§ Dataset excerpt:
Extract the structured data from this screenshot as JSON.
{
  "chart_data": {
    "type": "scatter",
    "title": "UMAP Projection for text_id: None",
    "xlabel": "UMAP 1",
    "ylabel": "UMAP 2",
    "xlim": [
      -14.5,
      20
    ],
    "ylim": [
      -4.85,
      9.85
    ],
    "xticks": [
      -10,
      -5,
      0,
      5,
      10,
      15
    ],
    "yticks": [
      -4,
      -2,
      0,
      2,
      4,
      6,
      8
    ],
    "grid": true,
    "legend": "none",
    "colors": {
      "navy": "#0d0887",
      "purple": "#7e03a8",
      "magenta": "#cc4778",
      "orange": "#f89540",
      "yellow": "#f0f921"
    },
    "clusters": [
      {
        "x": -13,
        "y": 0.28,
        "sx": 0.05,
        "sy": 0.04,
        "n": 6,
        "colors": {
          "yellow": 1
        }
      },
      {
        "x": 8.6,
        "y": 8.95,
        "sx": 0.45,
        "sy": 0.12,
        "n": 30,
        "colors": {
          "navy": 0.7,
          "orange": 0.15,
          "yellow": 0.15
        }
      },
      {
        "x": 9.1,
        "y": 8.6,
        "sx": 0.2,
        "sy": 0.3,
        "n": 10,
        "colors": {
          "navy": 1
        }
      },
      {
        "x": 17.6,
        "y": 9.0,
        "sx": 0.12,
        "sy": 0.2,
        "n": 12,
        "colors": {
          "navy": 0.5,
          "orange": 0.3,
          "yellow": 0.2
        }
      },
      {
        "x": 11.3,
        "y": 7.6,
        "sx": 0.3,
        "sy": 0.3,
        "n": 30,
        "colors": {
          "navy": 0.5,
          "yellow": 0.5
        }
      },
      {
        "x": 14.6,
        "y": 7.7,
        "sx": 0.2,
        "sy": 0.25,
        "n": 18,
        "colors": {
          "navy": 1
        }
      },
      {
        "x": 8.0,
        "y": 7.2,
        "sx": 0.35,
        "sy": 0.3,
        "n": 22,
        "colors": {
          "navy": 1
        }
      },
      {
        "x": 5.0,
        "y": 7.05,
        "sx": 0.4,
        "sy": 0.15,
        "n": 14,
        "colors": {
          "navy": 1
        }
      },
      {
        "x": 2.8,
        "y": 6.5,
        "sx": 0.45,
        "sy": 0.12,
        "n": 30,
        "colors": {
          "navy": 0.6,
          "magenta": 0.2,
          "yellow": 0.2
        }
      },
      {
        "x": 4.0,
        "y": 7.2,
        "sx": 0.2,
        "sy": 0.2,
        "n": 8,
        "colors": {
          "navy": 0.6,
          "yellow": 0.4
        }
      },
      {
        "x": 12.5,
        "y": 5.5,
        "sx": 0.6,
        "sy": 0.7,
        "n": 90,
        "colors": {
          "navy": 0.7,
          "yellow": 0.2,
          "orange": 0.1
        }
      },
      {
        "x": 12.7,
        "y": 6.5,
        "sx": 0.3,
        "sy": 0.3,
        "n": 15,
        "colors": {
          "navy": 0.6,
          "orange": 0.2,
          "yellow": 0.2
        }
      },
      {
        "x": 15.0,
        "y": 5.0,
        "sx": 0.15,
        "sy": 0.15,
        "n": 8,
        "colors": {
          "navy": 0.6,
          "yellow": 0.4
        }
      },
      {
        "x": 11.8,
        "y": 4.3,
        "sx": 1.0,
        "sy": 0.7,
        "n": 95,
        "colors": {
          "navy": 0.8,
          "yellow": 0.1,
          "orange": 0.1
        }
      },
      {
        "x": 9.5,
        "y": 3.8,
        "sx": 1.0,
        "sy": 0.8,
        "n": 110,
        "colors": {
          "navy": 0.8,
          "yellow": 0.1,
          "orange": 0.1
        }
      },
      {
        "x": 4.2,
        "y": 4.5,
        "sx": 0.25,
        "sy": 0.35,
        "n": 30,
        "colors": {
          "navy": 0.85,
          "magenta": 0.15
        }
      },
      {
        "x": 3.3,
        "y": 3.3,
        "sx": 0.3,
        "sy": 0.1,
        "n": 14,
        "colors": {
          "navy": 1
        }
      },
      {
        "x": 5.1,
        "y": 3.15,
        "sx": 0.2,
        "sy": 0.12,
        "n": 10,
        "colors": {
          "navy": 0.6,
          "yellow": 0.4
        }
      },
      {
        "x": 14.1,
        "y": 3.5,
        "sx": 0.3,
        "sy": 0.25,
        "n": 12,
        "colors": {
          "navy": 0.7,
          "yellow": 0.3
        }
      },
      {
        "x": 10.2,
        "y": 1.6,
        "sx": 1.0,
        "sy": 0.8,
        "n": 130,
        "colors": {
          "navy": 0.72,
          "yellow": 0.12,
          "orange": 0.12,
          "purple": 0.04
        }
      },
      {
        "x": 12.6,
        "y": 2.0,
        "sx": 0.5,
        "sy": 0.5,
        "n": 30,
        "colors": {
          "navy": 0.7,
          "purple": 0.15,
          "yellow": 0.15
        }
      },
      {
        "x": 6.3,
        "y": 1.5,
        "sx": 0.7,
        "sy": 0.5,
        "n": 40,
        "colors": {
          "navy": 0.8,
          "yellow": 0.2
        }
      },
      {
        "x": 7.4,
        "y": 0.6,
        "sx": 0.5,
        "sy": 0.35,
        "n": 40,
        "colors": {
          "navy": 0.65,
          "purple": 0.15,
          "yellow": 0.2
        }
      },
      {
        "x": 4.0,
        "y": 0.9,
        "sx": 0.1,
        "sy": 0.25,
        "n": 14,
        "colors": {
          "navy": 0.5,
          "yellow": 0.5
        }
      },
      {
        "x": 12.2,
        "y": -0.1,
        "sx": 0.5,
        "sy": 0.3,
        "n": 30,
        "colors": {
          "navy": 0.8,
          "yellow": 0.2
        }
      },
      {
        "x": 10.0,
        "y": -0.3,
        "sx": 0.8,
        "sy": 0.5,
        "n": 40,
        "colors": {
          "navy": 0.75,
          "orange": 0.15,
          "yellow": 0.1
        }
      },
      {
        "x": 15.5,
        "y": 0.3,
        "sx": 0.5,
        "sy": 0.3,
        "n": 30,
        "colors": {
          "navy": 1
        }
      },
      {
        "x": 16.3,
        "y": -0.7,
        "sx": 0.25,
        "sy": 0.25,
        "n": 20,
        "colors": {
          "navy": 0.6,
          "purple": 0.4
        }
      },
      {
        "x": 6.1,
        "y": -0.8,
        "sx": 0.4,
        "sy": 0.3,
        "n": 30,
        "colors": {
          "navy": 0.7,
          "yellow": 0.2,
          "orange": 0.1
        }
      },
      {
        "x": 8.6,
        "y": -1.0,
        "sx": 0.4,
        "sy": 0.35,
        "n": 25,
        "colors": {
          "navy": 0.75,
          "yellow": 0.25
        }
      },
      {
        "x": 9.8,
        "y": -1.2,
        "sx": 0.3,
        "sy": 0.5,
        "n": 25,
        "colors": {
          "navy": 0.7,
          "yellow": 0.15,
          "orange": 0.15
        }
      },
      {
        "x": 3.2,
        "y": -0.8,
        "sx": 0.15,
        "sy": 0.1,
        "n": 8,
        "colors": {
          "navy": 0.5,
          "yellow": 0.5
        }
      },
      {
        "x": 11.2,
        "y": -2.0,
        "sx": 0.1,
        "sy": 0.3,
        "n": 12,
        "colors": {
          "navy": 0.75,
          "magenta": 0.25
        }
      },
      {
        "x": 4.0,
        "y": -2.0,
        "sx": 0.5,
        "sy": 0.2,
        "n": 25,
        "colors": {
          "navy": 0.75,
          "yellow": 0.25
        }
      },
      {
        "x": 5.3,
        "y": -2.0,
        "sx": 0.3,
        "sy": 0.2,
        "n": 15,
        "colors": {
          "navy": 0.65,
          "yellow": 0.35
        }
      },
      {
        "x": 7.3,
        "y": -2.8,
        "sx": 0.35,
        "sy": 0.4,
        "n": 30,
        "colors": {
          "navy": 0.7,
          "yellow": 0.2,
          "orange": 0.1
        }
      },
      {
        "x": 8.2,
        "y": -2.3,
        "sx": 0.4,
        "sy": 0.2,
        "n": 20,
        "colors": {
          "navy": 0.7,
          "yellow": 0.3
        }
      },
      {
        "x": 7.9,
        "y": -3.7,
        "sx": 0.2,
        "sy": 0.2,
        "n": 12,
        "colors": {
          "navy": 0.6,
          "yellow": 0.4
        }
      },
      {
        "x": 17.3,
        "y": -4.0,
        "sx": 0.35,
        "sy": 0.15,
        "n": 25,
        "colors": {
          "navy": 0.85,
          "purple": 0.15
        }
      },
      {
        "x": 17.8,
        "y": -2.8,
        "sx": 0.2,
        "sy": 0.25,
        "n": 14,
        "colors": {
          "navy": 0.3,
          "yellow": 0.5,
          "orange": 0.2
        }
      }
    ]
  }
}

§ TASK:
From the records above, pull out every line containing the word "purple".

§ COMPLETED TASK:
      "purple": "#7e03a8",
          "purple": 0.04
          "purple": 0.15,
          "purple": 0.15,
          "purple": 0.4
          "purple": 0.15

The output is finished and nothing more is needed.